> **WRITTEN PROBLEM**
Every entry must be given again exactly.

> **DATASET ENTRIES**

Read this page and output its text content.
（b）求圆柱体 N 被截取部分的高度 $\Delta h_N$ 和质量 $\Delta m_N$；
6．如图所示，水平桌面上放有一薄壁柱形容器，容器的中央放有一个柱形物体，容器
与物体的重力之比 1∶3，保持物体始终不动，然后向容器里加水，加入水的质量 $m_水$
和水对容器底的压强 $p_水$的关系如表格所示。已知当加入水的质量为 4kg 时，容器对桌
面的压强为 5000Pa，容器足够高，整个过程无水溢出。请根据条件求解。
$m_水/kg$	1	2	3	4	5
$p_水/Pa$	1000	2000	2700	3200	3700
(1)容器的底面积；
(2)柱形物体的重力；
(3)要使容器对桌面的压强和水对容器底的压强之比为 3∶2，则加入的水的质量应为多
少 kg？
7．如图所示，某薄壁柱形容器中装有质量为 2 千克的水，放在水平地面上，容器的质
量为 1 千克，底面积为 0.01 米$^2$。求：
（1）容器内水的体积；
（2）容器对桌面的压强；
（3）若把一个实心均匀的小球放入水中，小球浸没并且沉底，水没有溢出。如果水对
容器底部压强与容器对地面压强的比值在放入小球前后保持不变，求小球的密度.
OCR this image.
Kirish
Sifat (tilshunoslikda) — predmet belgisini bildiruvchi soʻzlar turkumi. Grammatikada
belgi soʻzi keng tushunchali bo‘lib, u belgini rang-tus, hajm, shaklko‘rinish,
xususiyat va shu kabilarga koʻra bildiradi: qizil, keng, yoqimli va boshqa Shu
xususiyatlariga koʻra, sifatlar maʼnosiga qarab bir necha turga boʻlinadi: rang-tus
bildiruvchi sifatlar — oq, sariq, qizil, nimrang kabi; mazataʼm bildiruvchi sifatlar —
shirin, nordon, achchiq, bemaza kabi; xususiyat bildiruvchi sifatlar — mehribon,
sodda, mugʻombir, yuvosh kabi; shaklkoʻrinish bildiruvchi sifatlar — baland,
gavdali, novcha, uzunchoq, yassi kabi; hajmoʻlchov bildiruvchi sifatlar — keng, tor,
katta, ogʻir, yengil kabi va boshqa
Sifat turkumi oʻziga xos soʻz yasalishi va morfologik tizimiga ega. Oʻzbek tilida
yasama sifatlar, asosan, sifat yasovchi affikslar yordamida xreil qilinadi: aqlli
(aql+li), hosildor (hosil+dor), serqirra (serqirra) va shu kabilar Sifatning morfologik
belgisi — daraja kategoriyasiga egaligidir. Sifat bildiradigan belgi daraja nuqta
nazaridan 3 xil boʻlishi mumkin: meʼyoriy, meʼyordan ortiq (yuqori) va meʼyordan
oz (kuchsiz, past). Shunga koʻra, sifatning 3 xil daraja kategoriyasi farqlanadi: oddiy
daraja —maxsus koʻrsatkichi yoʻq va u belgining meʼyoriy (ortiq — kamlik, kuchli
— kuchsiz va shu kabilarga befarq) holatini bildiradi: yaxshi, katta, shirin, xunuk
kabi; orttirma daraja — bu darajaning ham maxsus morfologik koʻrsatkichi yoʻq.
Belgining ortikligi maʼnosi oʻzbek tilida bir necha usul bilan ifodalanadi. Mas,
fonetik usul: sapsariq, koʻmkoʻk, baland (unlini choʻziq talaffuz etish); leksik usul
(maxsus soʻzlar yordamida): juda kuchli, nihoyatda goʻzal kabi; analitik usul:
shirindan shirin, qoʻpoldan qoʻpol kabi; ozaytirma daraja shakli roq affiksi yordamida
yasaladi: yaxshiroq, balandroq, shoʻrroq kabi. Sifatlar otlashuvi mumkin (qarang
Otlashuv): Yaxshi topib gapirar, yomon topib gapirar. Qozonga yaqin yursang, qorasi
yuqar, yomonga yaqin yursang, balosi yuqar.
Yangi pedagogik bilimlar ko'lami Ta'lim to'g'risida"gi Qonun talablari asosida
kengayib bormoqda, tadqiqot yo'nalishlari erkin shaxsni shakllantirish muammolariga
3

> **ANSWER FOR THIS EXERCISE**
Read this page and output its text content.
（b）求圆柱体 N 被截取部分的高度 $\Delta h_N$ 和质量 $\Delta m_N$；
6．如图所示，水平桌面上放有一薄壁柱形容器，容器的中央放有一个柱形物体，容器
与物体的重力之比 1∶3，保持物体始终不动，然后向容器里加水，加入水的质量 $m_水$
和水对容器底的压强 $p_水$的关系如表格所示。已知当加入水的质量为 4kg 时，容器对桌
面的压强为 5000Pa，容器足够高，整个过程无水溢出。请根据条件求解。
$m_水/kg$	1	2	3	4	5
$p_水/Pa$	1000	2000	2700	3200	3700
(1)容器的底面积；
(2)柱形物体的重力；
(3)要使容器对桌面的压强和水对容器底的压强之比为 3∶2，则加入的水的质量应为多
少 kg？
7．如图所示，某薄壁柱形容器中装有质量为 2 千克的水，放在水平地面上，容器的质
量为 1 千克，底面积为 0.01 米$^2$。求：
（1）容器内水的体积；
（2）容器对桌面的压强；
（3）若把一个实心均匀的小球放入水中，小球浸没并且沉底，水没有溢出。如果水对
容器底部压强与容器对地面压强的比值在放入小球前后保持不变，求小球的密度.
OCR this image.
Kirish
Sifat (tilshunoslikda) — predmet belgisini bildiruvchi soʻzlar turkumi. Grammatikada
belgi soʻzi keng tushunchali bo‘lib, u belgini rang-tus, hajm, shaklko‘rinish,
xususiyat va shu kabilarga koʻra bildiradi: qizil, keng, yoqimli va boshqa Shu
xususiyatlariga koʻra, sifatlar maʼnosiga qarab bir necha turga boʻlinadi: rang-tus
bildiruvchi sifatlar — oq, sariq, qizil, nimrang kabi; mazataʼm bildiruvchi sifatlar —
shirin, nordon, achchiq, bemaza kabi; xususiyat bildiruvchi sifatlar — mehribon,
sodda, mugʻombir, yuvosh kabi; shaklkoʻrinish bildiruvchi sifatlar — baland,
gavdali, novcha, uzunchoq, yassi kabi; hajmoʻlchov bildiruvchi sifatlar — keng, tor,
katta, ogʻir, yengil kabi va boshqa
Sifat turkumi oʻziga xos soʻz yasalishi va morfologik tizimiga ega. Oʻzbek tilida
yasama sifatlar, asosan, sifat yasovchi affikslar yordamida xreil qilinadi: aqlli
(aql+li), hosildor (hosil+dor), serqirra (serqirra) va shu kabilar Sifatning morfologik
belgisi — daraja kategoriyasiga egaligidir. Sifat bildiradigan belgi daraja nuqta
nazaridan 3 xil boʻlishi mumkin: meʼyoriy, meʼyordan ortiq (yuqori) va meʼyordan
oz (kuchsiz, past). Shunga koʻra, sifatning 3 xil daraja kategoriyasi farqlanadi: oddiy
daraja —maxsus koʻrsatkichi yoʻq va u belgining meʼyoriy (ortiq — kamlik, kuchli
— kuchsiz va shu kabilarga befarq) holatini bildiradi: yaxshi, katta, shirin, xunuk
kabi; orttirma daraja — bu darajaning ham maxsus morfologik koʻrsatkichi yoʻq.
Belgining ortikligi maʼnosi oʻzbek tilida bir necha usul bilan ifodalanadi. Mas,
fonetik usul: sapsariq, koʻmkoʻk, baland (unlini choʻziq talaffuz etish); leksik usul
(maxsus soʻzlar yordamida): juda kuchli, nihoyatda goʻzal kabi; analitik usul:
shirindan shirin, qoʻpoldan qoʻpol kabi; ozaytirma daraja shakli roq affiksi yordamida
yasaladi: yaxshiroq, balandroq, shoʻrroq kabi. Sifatlar otlashuvi mumkin (qarang
Otlashuv): Yaxshi topib gapirar, yomon topib gapirar. Qozonga yaqin yursang, qorasi
yuqar, yomonga yaqin yursang, balosi yuqar.
Yangi pedagogik bilimlar ko'lami Ta'lim to'g'risida"gi Qonun talablari asosida
kengayib bormoqda, tadqiqot yo'nalishlari erkin shaxsni shakllantirish muammolariga
3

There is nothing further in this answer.